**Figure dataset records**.

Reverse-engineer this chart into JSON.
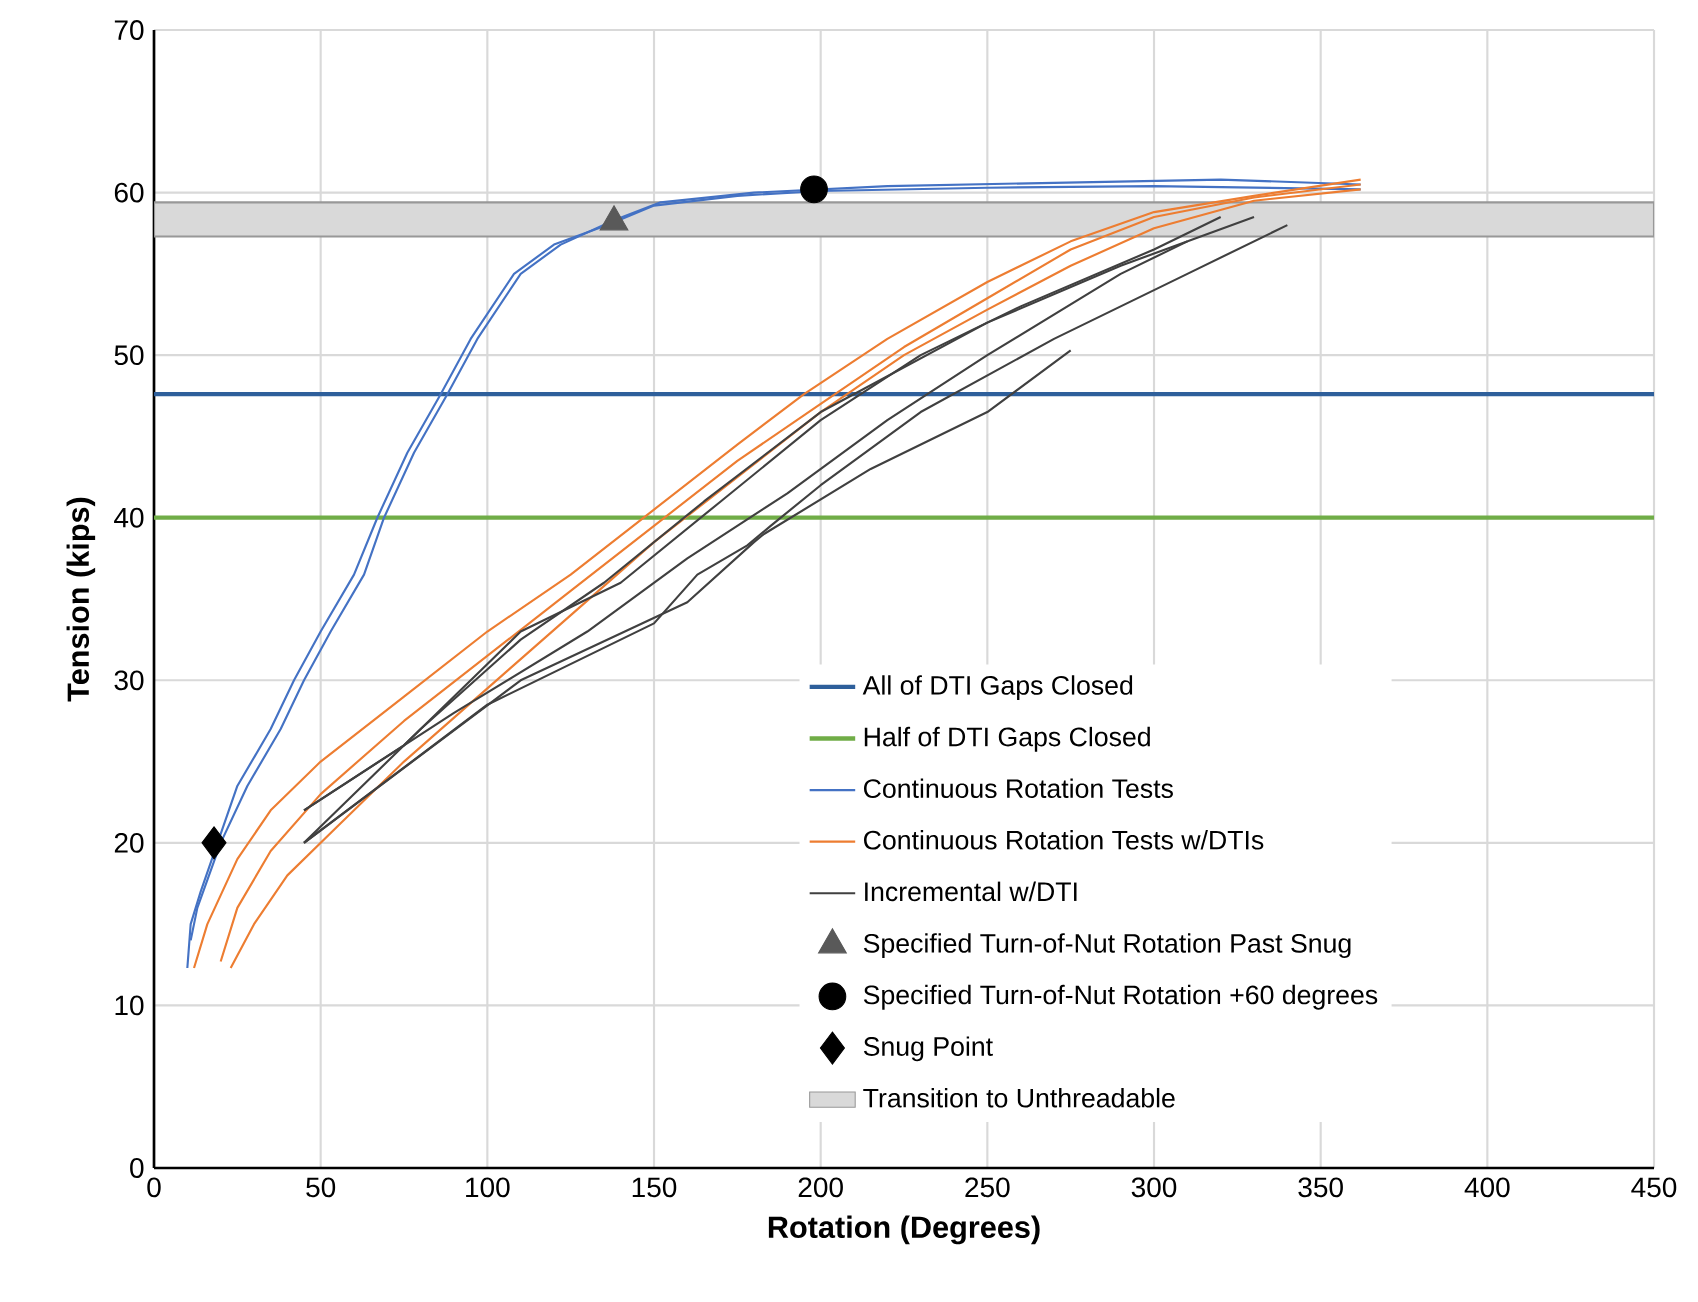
{
  "chart_data": {
    "type": "line",
    "xlabel": "Rotation (Degrees)",
    "ylabel": "Tension (kips)",
    "xlim": [
      0,
      450
    ],
    "ylim": [
      0,
      70
    ],
    "xticks": [
      0,
      50,
      100,
      150,
      200,
      250,
      300,
      350,
      400,
      450
    ],
    "yticks": [
      0,
      10,
      20,
      30,
      40,
      50,
      60,
      70
    ],
    "grid": true,
    "legend": "bottom right",
    "marker": "none",
    "ref_lines": [
      {
        "axis": "y",
        "value": 47.6,
        "label": "All of DTI Gaps Closed",
        "color": "#2e5f9b"
      },
      {
        "axis": "y",
        "value": 40,
        "label": "Half of DTI Gaps Closed",
        "color": "#70ad47"
      }
    ],
    "series": [
      {
        "name": "Continuous Rotation Tests",
        "color": "#4472c4",
        "x": [
          10,
          11,
          14,
          25,
          35,
          42,
          50,
          60,
          67,
          76,
          86,
          95,
          108,
          120,
          136,
          150,
          175,
          200,
          250,
          300,
          362
        ],
        "values": [
          12.3,
          15,
          17,
          23.5,
          27,
          30,
          33,
          36.5,
          40,
          44,
          47.6,
          51,
          55,
          56.8,
          58,
          59.2,
          59.8,
          60.1,
          60.3,
          60.4,
          60.2
        ]
      },
      {
        "color": "#4472c4",
        "x": [
          11,
          13,
          20,
          28,
          38,
          45,
          53,
          63,
          69,
          78,
          88,
          97,
          110,
          122,
          138,
          152,
          180,
          220,
          270,
          320,
          362
        ],
        "values": [
          14,
          16,
          20,
          23.5,
          27,
          30,
          33,
          36.5,
          40,
          44,
          47.6,
          51,
          55,
          56.8,
          58.3,
          59.4,
          60,
          60.4,
          60.6,
          60.8,
          60.5
        ]
      },
      {
        "name": "Continuous Rotation Tests w/DTIs",
        "color": "#ed7d31",
        "x": [
          12,
          16,
          25,
          35,
          50,
          75,
          100,
          125,
          150,
          175,
          195,
          220,
          250,
          275,
          300,
          330,
          362
        ],
        "values": [
          12.3,
          15,
          19,
          22,
          25,
          29,
          33,
          36.5,
          40.5,
          44.5,
          47.6,
          51,
          54.5,
          57,
          58.8,
          59.8,
          60.8
        ]
      },
      {
        "color": "#ed7d31",
        "x": [
          20,
          25,
          35,
          50,
          75,
          100,
          125,
          150,
          175,
          200,
          225,
          250,
          275,
          300,
          330,
          362
        ],
        "values": [
          12.7,
          16,
          19.5,
          23,
          27.5,
          31.5,
          35.5,
          39.5,
          43.5,
          47,
          50.5,
          53.5,
          56.5,
          58.5,
          59.7,
          60.5
        ]
      },
      {
        "color": "#ed7d31",
        "x": [
          23,
          30,
          40,
          55,
          75,
          100,
          125,
          150,
          175,
          200,
          225,
          250,
          275,
          300,
          330,
          362
        ],
        "values": [
          12.3,
          15,
          18,
          21,
          25,
          29.5,
          34,
          38.5,
          42.5,
          46.5,
          50,
          52.8,
          55.5,
          57.8,
          59.5,
          60.2
        ]
      },
      {
        "name": "Incremental w/DTI",
        "color": "#404040",
        "x": [
          45,
          75,
          110,
          140,
          170,
          200,
          230,
          260,
          300,
          320
        ],
        "values": [
          22,
          26,
          33,
          36,
          41,
          46,
          50,
          53,
          56.5,
          58.5
        ]
      },
      {
        "color": "#404040",
        "x": [
          45,
          80,
          110,
          135,
          165,
          200,
          250,
          290,
          330
        ],
        "values": [
          20,
          27,
          32.5,
          36,
          41,
          46.5,
          52,
          55.5,
          58.5
        ]
      },
      {
        "color": "#404040",
        "x": [
          45,
          100,
          150,
          163,
          178,
          185,
          200,
          230,
          270,
          310,
          340
        ],
        "values": [
          20,
          28.5,
          33.5,
          36.5,
          38.3,
          39.5,
          42,
          46.5,
          51,
          55,
          58
        ]
      },
      {
        "color": "#404040",
        "x": [
          45,
          110,
          160,
          180,
          183,
          215,
          250,
          275
        ],
        "values": [
          20,
          30,
          34.8,
          38.5,
          39,
          43,
          46.5,
          50.3
        ]
      },
      {
        "color": "#404040",
        "x": [
          45,
          90,
          130,
          160,
          190,
          220,
          250,
          290,
          310
        ],
        "values": [
          22,
          28,
          33,
          37.5,
          41.5,
          46,
          50,
          55,
          57
        ]
      },
      {
        "name": "Specified Turn-of-Nut Rotation Past Snug",
        "type": "scatter",
        "marker": "triangle",
        "color": "#595959",
        "x": [
          138
        ],
        "values": [
          58.2
        ]
      },
      {
        "name": "Specified Turn-of-Nut Rotation +60 degrees",
        "type": "scatter",
        "marker": "circle",
        "color": "#000000",
        "x": [
          198
        ],
        "values": [
          60.2
        ]
      },
      {
        "name": "Snug Point",
        "type": "scatter",
        "marker": "diamond",
        "color": "#000000",
        "x": [
          18
        ],
        "values": [
          20
        ]
      }
    ],
    "bands": [
      {
        "axis": "y",
        "from": 57.3,
        "to": 59.4,
        "label": "Transition to Unthreadable",
        "color": "#d9d9d9"
      }
    ]
  }
}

**WHAT YOU WILL DO**. Find the lines containing "Turn" and pull them out.

**ANSWER TO THIS EXERCISE**.
        "name": "Specified Turn-of-Nut Rotation Past Snug",
        "name": "Specified Turn-of-Nut Rotation +60 degrees",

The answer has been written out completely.